[Recorded data]
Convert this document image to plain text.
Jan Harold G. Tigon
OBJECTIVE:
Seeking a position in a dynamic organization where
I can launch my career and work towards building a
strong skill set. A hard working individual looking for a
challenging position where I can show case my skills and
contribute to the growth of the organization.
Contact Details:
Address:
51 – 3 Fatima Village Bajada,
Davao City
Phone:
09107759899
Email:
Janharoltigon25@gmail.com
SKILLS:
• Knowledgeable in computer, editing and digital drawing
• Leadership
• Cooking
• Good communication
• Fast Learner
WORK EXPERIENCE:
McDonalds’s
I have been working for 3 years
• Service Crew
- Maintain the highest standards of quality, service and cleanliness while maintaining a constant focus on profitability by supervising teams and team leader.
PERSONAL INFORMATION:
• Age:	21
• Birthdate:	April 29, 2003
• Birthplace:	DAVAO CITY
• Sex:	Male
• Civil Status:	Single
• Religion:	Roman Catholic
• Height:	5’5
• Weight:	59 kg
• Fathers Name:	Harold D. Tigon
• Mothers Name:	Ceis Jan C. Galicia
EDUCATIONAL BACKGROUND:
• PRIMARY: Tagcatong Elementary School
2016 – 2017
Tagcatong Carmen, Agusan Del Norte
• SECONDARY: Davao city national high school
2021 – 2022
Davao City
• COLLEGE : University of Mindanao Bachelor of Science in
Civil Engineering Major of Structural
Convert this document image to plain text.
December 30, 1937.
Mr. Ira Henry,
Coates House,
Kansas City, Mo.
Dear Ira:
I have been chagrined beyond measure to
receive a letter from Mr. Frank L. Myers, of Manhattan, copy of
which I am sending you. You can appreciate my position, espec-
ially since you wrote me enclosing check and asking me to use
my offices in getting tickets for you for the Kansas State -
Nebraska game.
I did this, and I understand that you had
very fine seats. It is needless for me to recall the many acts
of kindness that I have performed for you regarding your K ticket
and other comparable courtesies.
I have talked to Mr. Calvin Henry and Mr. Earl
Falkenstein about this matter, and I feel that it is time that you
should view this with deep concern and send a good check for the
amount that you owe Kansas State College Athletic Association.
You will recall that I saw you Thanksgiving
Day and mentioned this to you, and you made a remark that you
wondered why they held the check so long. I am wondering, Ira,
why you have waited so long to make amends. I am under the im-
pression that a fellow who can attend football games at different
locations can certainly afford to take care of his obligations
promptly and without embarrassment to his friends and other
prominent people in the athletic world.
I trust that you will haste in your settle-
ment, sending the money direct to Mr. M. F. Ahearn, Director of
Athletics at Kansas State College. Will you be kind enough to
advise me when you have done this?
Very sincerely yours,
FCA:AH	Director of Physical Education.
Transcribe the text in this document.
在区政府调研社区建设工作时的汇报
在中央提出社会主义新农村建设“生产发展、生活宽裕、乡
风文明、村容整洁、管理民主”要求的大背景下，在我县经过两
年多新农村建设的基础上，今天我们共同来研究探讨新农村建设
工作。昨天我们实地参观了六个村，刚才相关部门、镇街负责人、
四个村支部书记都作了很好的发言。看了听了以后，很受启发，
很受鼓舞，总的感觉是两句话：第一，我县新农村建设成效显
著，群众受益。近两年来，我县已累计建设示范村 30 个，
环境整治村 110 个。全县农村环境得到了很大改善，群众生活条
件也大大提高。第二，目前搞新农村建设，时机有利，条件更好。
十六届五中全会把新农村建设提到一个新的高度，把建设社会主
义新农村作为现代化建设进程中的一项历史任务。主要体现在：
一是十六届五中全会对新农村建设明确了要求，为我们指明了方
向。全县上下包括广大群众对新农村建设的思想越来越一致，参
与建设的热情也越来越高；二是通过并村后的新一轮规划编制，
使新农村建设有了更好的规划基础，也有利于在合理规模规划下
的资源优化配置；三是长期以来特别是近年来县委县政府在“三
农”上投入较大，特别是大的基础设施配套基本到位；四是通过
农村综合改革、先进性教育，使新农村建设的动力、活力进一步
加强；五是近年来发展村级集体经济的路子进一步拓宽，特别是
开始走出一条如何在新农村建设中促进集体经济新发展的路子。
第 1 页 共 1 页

THE EXERCISE: Copy every line in the listing above where the string "have" turns up.

WRITTEN SOLUTION:
I have been working for 3 years
I have been chagrined beyond measure to
of kindness that I have performed for you regarding your K ticket
I have talked to Mr. Calvin Henry and Mr. Earl
why you have waited so long to make amends. I am under the im-
advise me when you have done this?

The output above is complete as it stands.